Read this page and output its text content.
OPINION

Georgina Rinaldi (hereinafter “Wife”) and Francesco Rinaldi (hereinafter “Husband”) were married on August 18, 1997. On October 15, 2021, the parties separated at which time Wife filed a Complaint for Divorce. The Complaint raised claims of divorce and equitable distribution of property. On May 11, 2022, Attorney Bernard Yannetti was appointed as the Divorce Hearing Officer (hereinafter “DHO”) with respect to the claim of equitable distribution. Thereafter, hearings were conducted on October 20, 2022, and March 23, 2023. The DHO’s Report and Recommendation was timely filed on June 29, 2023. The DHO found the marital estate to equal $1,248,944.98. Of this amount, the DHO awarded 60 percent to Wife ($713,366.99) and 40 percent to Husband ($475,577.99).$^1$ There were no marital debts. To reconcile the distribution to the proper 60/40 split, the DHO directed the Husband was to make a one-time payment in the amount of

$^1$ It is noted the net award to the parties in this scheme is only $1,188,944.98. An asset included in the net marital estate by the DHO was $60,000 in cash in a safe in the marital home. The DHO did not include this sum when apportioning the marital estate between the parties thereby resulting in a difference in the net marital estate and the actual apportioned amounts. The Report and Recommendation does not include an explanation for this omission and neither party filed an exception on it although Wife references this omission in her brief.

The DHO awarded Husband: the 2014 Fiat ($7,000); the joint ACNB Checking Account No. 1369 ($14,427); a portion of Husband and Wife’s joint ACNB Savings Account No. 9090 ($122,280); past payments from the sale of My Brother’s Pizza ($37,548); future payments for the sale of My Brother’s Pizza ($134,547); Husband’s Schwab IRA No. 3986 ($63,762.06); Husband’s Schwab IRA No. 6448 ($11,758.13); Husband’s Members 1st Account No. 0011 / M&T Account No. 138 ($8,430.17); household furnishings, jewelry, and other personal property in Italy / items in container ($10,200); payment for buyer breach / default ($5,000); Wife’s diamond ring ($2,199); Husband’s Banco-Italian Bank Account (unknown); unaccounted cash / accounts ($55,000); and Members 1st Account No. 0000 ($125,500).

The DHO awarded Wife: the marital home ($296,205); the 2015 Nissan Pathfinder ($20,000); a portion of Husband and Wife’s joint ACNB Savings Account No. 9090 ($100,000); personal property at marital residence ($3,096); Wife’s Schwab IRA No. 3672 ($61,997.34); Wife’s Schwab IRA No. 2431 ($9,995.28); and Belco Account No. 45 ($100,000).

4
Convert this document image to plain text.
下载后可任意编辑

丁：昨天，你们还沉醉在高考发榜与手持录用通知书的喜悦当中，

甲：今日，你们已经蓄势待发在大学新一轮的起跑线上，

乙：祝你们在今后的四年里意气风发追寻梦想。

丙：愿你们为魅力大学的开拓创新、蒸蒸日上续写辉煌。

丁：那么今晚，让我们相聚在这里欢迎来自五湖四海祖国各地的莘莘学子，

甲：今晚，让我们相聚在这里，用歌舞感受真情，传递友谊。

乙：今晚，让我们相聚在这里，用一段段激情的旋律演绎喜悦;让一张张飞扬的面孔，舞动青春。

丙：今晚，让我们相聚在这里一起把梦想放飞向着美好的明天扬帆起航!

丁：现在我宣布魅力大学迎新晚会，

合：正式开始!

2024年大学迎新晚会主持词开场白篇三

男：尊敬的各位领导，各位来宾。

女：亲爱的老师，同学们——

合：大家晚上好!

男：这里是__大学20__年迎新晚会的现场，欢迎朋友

━━━━━━━━━━

> _Problem description_: Each line above is to be repeated exactly.

> _Reply to the exercise_:
Read this page and output its text content.
OPINION

Georgina Rinaldi (hereinafter “Wife”) and Francesco Rinaldi (hereinafter “Husband”) were married on August 18, 1997. On October 15, 2021, the parties separated at which time Wife filed a Complaint for Divorce. The Complaint raised claims of divorce and equitable distribution of property. On May 11, 2022, Attorney Bernard Yannetti was appointed as the Divorce Hearing Officer (hereinafter “DHO”) with respect to the claim of equitable distribution. Thereafter, hearings were conducted on October 20, 2022, and March 23, 2023. The DHO’s Report and Recommendation was timely filed on June 29, 2023. The DHO found the marital estate to equal $1,248,944.98. Of this amount, the DHO awarded 60 percent to Wife ($713,366.99) and 40 percent to Husband ($475,577.99).$^1$ There were no marital debts. To reconcile the distribution to the proper 60/40 split, the DHO directed the Husband was to make a one-time payment in the amount of

$^1$ It is noted the net award to the parties in this scheme is only $1,188,944.98. An asset included in the net marital estate by the DHO was $60,000 in cash in a safe in the marital home. The DHO did not include this sum when apportioning the marital estate between the parties thereby resulting in a difference in the net marital estate and the actual apportioned amounts. The Report and Recommendation does not include an explanation for this omission and neither party filed an exception on it although Wife references this omission in her brief.

The DHO awarded Husband: the 2014 Fiat ($7,000); the joint ACNB Checking Account No. 1369 ($14,427); a portion of Husband and Wife’s joint ACNB Savings Account No. 9090 ($122,280); past payments from the sale of My Brother’s Pizza ($37,548); future payments for the sale of My Brother’s Pizza ($134,547); Husband’s Schwab IRA No. 3986 ($63,762.06); Husband’s Schwab IRA No. 6448 ($11,758.13); Husband’s Members 1st Account No. 0011 / M&T Account No. 138 ($8,430.17); household furnishings, jewelry, and other personal property in Italy / items in container ($10,200); payment for buyer breach / default ($5,000); Wife’s diamond ring ($2,199); Husband’s Banco-Italian Bank Account (unknown); unaccounted cash / accounts ($55,000); and Members 1st Account No. 0000 ($125,500).

The DHO awarded Wife: the marital home ($296,205); the 2015 Nissan Pathfinder ($20,000); a portion of Husband and Wife’s joint ACNB Savings Account No. 9090 ($100,000); personal property at marital residence ($3,096); Wife’s Schwab IRA No. 3672 ($61,997.34); Wife’s Schwab IRA No. 2431 ($9,995.28); and Belco Account No. 45 ($100,000).

4
Convert this document image to plain text.
下载后可任意编辑

丁：昨天，你们还沉醉在高考发榜与手持录用通知书的喜悦当中，

甲：今日，你们已经蓄势待发在大学新一轮的起跑线上，

乙：祝你们在今后的四年里意气风发追寻梦想。

丙：愿你们为魅力大学的开拓创新、蒸蒸日上续写辉煌。

丁：那么今晚，让我们相聚在这里欢迎来自五湖四海祖国各地的莘莘学子，

甲：今晚，让我们相聚在这里，用歌舞感受真情，传递友谊。

乙：今晚，让我们相聚在这里，用一段段激情的旋律演绎喜悦;让一张张飞扬的面孔，舞动青春。

丙：今晚，让我们相聚在这里一起把梦想放飞向着美好的明天扬帆起航!

丁：现在我宣布魅力大学迎新晚会，

合：正式开始!

2024年大学迎新晚会主持词开场白篇三

男：尊敬的各位领导，各位来宾。

女：亲爱的老师，同学们——

合：大家晚上好!

男：这里是__大学20__年迎新晚会的现场，欢迎朋友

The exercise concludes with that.